What the exercise asks
Look through the material below and count the lines with the string "months". Report only the count.

Information shown
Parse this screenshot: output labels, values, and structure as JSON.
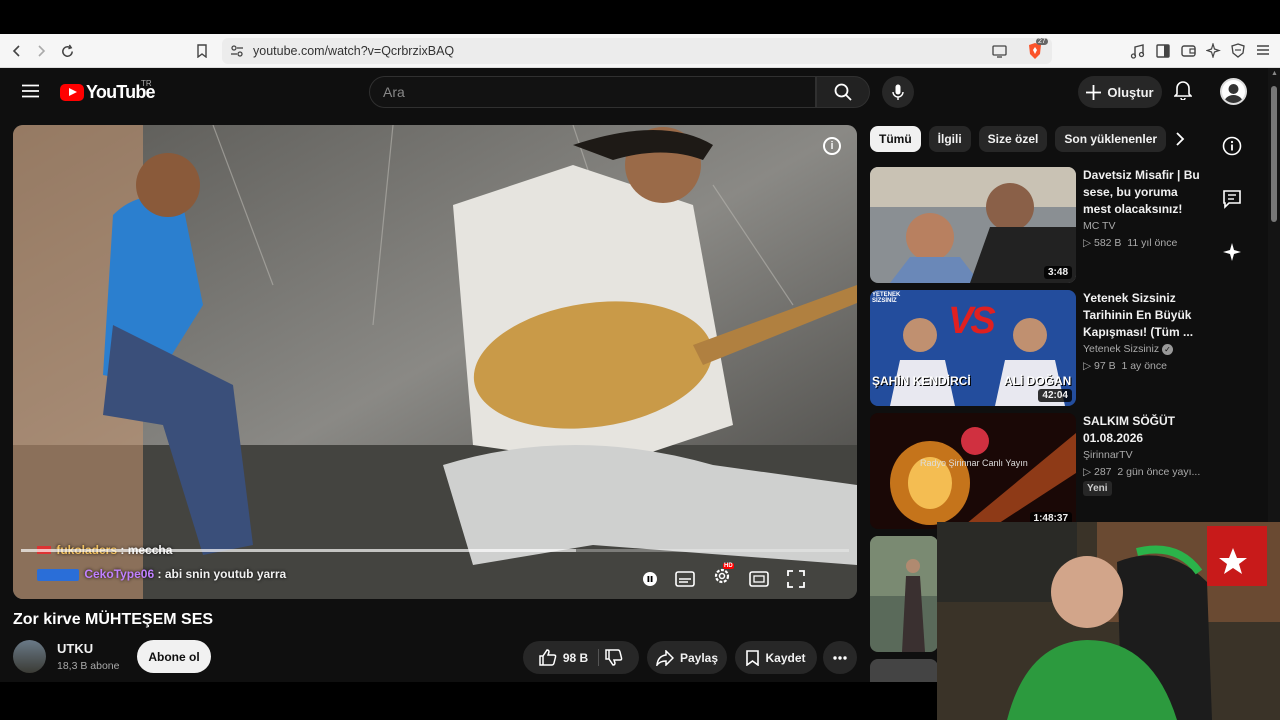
{
  "browser": {
    "url": "youtube.com/watch?v=QcrbrzixBAQ",
    "brave_badge": "27"
  },
  "masthead": {
    "logo_text": "YouTube",
    "country_code": "TR",
    "search_placeholder": "Ara",
    "create_label": "Oluştur"
  },
  "player": {
    "chat": [
      {
        "user": "fukoladers",
        "message": " : meccha",
        "color": "#f0c060"
      },
      {
        "user": "CekoType06",
        "message": " : abi snin youtub yarra",
        "color": "#c080ff"
      }
    ],
    "hd_badge": "HD"
  },
  "video": {
    "title": "Zor kirve MÜHTEŞEM SES",
    "channel_name": "UTKU",
    "channel_subs": "18,3 B abone",
    "subscribe_label": "Abone ol",
    "likes": "98 B",
    "share_label": "Paylaş",
    "save_label": "Kaydet"
  },
  "chips": [
    {
      "label": "Tümü",
      "active": true
    },
    {
      "label": "İlgili",
      "active": false
    },
    {
      "label": "Size özel",
      "active": false
    },
    {
      "label": "Son yüklenenler",
      "active": false
    }
  ],
  "recommendations": [
    {
      "title": "Davetsiz Misafir | Bu sese, bu yoruma mest olacaksınız!",
      "channel": "MC TV",
      "views": "582 B",
      "age": "11 yıl önce",
      "duration": "3:48"
    },
    {
      "title": "Yetenek Sizsiniz Tarihinin En Büyük Kapışması! (Tüm ...",
      "channel": "Yetenek Sizsiniz",
      "views": "97 B",
      "age": "1 ay önce",
      "duration": "42:04",
      "thumb_text_left": "ŞAHİN KENDİRCİ",
      "thumb_text_right": "ALİ DOĞAN",
      "thumb_vs": "VS"
    },
    {
      "title": "SALKIM SÖĞÜT 01.08.2026",
      "channel": "ŞirinnarTV",
      "views": "287",
      "age": "2 gün önce yayı...",
      "duration": "1:48:37",
      "badge": "Yeni",
      "thumb_caption": "Radyo Şirinnar Canlı Yayın"
    }
  ],
  "colors": {
    "brand_red": "#ff0000",
    "background": "#0f0f0f"
  }
}
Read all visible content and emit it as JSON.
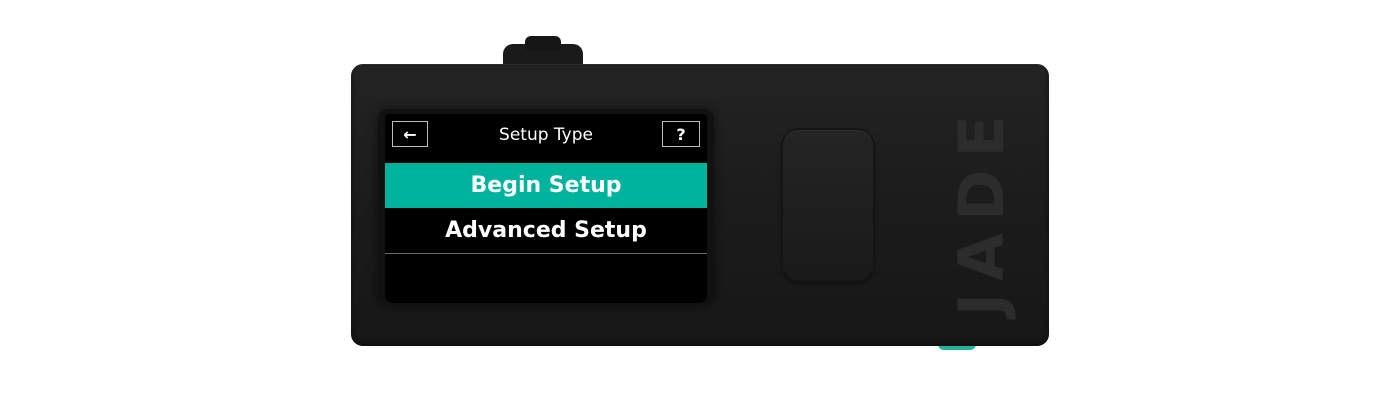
{
  "device": {
    "brand": "JADE"
  },
  "screen": {
    "title": "Setup Type",
    "back_icon": "←",
    "help_label": "?",
    "menu": [
      {
        "label": "Begin Setup",
        "selected": true
      },
      {
        "label": "Advanced Setup",
        "selected": false
      }
    ]
  },
  "colors": {
    "accent": "#00b39c",
    "screen_bg": "#000000",
    "device_body": "#1d1d1d"
  }
}
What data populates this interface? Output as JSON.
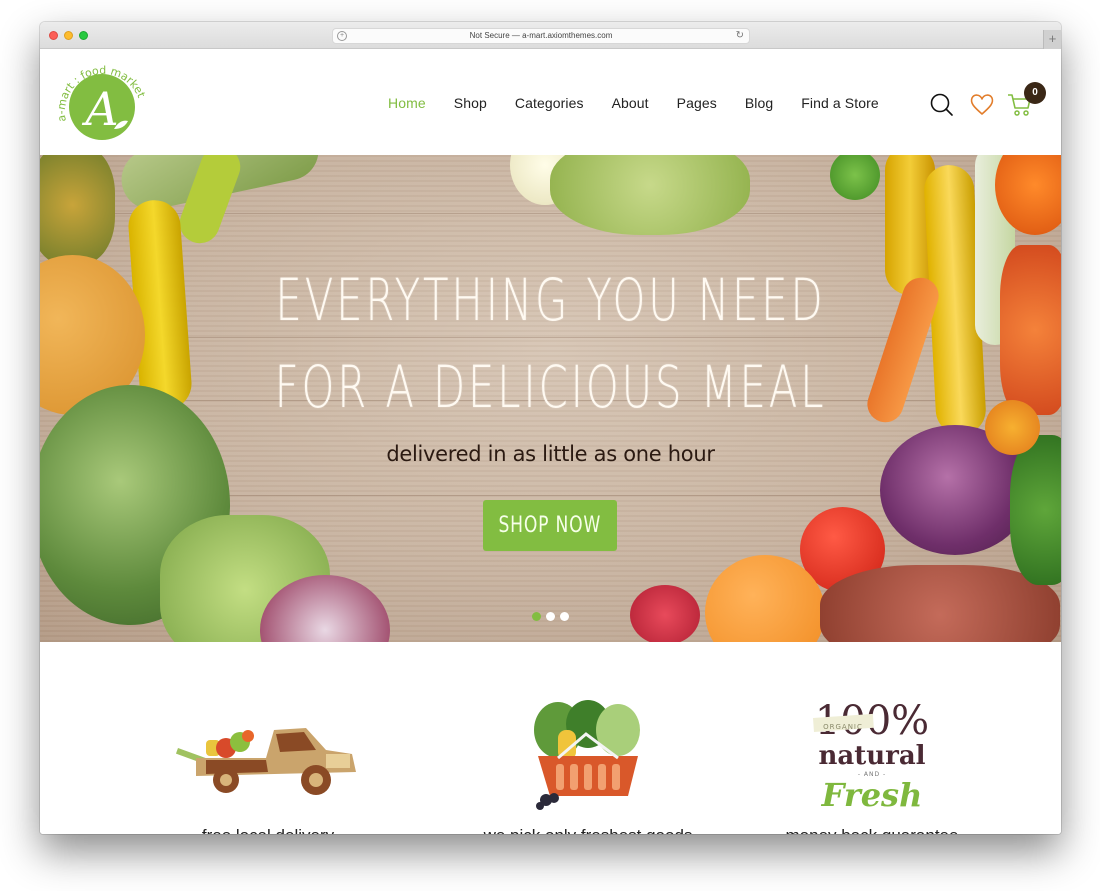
{
  "browser": {
    "url_text": "Not Secure — a-mart.axiomthemes.com",
    "new_tab_label": "+"
  },
  "brand": {
    "logo_letter": "A",
    "logo_ring_text": "a-mart : food market",
    "accent_color": "#82bd41",
    "heart_color": "#e27d2b",
    "dark_color": "#3a2716"
  },
  "nav": {
    "items": [
      {
        "label": "Home",
        "active": true
      },
      {
        "label": "Shop",
        "active": false
      },
      {
        "label": "Categories",
        "active": false
      },
      {
        "label": "About",
        "active": false
      },
      {
        "label": "Pages",
        "active": false
      },
      {
        "label": "Blog",
        "active": false
      },
      {
        "label": "Find a Store",
        "active": false
      }
    ],
    "icons": [
      "search-icon",
      "heart-icon",
      "cart-icon"
    ],
    "cart_count": "0"
  },
  "hero": {
    "title_line1": "EVERYTHING YOU NEED",
    "title_line2": "FOR A DELICIOUS MEAL",
    "subtitle": "delivered in as little as one hour",
    "cta_label": "SHOP NOW",
    "slides_total": 3,
    "active_slide": 1
  },
  "features": [
    {
      "icon": "delivery-truck-icon",
      "caption": "free local delivery"
    },
    {
      "icon": "vegetable-basket-icon",
      "caption": "we pick only freshest goods"
    },
    {
      "icon": "natural-fresh-badge-icon",
      "caption": "money back guarantee",
      "badge": {
        "top": "100%",
        "ribbon": "ORGANIC",
        "middle": "natural",
        "and": "- AND -",
        "bottom": "Fresh"
      }
    }
  ]
}
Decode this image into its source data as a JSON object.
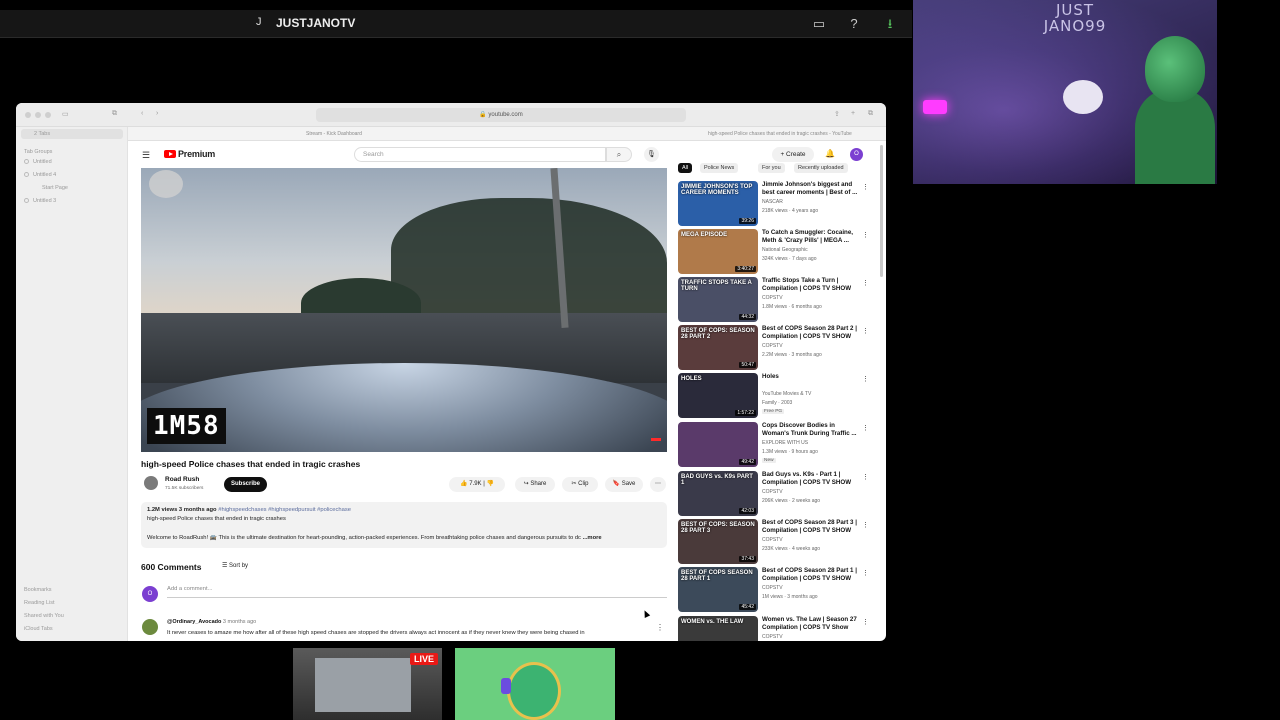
{
  "stream": {
    "initial": "J",
    "channel_name": "JUSTJANOTV",
    "webcam_sign": "JUST\nJANO99"
  },
  "browser": {
    "url": "youtube.com",
    "tab1": "Stream - Kick Dashboard",
    "tab2": "high-speed Police chases that ended in tragic crashes - YouTube",
    "sidebar": {
      "tabs_count": "2 Tabs",
      "group_header": "Tab Groups",
      "items": [
        "Untitled",
        "Untitled 4",
        "Start Page",
        "Untitled 3"
      ],
      "bottom": [
        "Bookmarks",
        "Reading List",
        "Shared with You",
        "iCloud Tabs"
      ]
    }
  },
  "youtube": {
    "logo_text": "Premium",
    "search_placeholder": "Search",
    "create_label": "+ Create",
    "avatar_letter": "O",
    "video_watermark": "1M58",
    "title": "high-speed Police chases that ended in tragic crashes",
    "channel": "Road Rush",
    "subscribers": "71.5K subscribers",
    "subscribe_label": "Subscribe",
    "likes": "7.9K",
    "share_label": "Share",
    "clip_label": "Clip",
    "save_label": "Save",
    "desc_stats": "1.2M views  3 months ago",
    "desc_tags": "#highspeedchases #highspeedpursuit #policechase",
    "desc_line2": "high-speed Police chases that ended in tragic crashes",
    "desc_line3": "Welcome to RoadRush! 🚔 This is the ultimate destination for heart-pounding, action-packed experiences. From breathtaking police chases and dangerous pursuits to dc",
    "desc_more": "...more",
    "comments_count": "600 Comments",
    "sort_label": "Sort by",
    "add_comment": "Add a comment...",
    "comment_user": "@Ordinary_Avocado",
    "comment_time": "3 months ago",
    "comment_text": "It never ceases to amaze me how after all of these high speed chases are stopped the drivers always act innocent as if they never knew they were being chased in"
  },
  "chips": [
    "All",
    "Police News",
    "For you",
    "Recently uploaded"
  ],
  "recommendations": [
    {
      "title": "Jimmie Johnson's biggest and best career moments | Best of ...",
      "channel": "NASCAR",
      "meta": "218K views · 4 years ago",
      "duration": "39:26",
      "thumb_label": "JIMMIE JOHNSON'S TOP CAREER MOMENTS",
      "badge": "",
      "color": "#2b5fa8"
    },
    {
      "title": "To Catch a Smuggler: Cocaine, Meth & 'Crazy Pills' | MEGA ...",
      "channel": "National Geographic",
      "meta": "324K views · 7 days ago",
      "duration": "3:40:27",
      "thumb_label": "MEGA EPISODE",
      "badge": "",
      "color": "#b07a4a"
    },
    {
      "title": "Traffic Stops Take a Turn | Compilation | COPS TV SHOW",
      "channel": "COPSTV",
      "meta": "1.8M views · 6 months ago",
      "duration": "44:32",
      "thumb_label": "TRAFFIC STOPS TAKE A TURN",
      "badge": "",
      "color": "#4a4f66"
    },
    {
      "title": "Best of COPS Season 28 Part 2 | Compilation | COPS TV SHOW",
      "channel": "COPSTV",
      "meta": "2.2M views · 3 months ago",
      "duration": "50:47",
      "thumb_label": "BEST OF COPS: SEASON 28 PART 2",
      "badge": "",
      "color": "#5a3c3c"
    },
    {
      "title": "Holes",
      "channel": "YouTube Movies & TV",
      "meta": "Family · 2003",
      "duration": "1:57:22",
      "thumb_label": "HOLES",
      "badge": "Free  PG",
      "color": "#2a2a3a"
    },
    {
      "title": "Cops Discover Bodies in Woman's Trunk During Traffic ...",
      "channel": "EXPLORE WITH US",
      "meta": "1.3M views · 9 hours ago",
      "duration": "49:42",
      "thumb_label": "",
      "badge": "New",
      "color": "#5a3a6a"
    },
    {
      "title": "Bad Guys vs. K9s - Part 1 | Compilation | COPS TV SHOW",
      "channel": "COPSTV",
      "meta": "206K views · 2 weeks ago",
      "duration": "42:03",
      "thumb_label": "BAD GUYS vs. K9s  PART 1",
      "badge": "",
      "color": "#3a3a4a"
    },
    {
      "title": "Best of COPS Season 28 Part 3 | Compilation | COPS TV SHOW",
      "channel": "COPSTV",
      "meta": "233K views · 4 weeks ago",
      "duration": "37:43",
      "thumb_label": "BEST OF COPS: SEASON 28 PART 3",
      "badge": "",
      "color": "#4a3a3a"
    },
    {
      "title": "Best of COPS Season 28 Part 1 | Compilation | COPS TV SHOW",
      "channel": "COPSTV",
      "meta": "1M views · 3 months ago",
      "duration": "45:42",
      "thumb_label": "BEST OF COPS SEASON 28 PART 1",
      "badge": "",
      "color": "#3c4a5a"
    },
    {
      "title": "Women vs. The Law | Season 27 Compilation | COPS TV Show",
      "channel": "COPSTV",
      "meta": "",
      "duration": "",
      "thumb_label": "WOMEN vs. THE LAW",
      "badge": "",
      "color": "#3a3a3a"
    }
  ],
  "bottom_live": "LIVE"
}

Written reply
5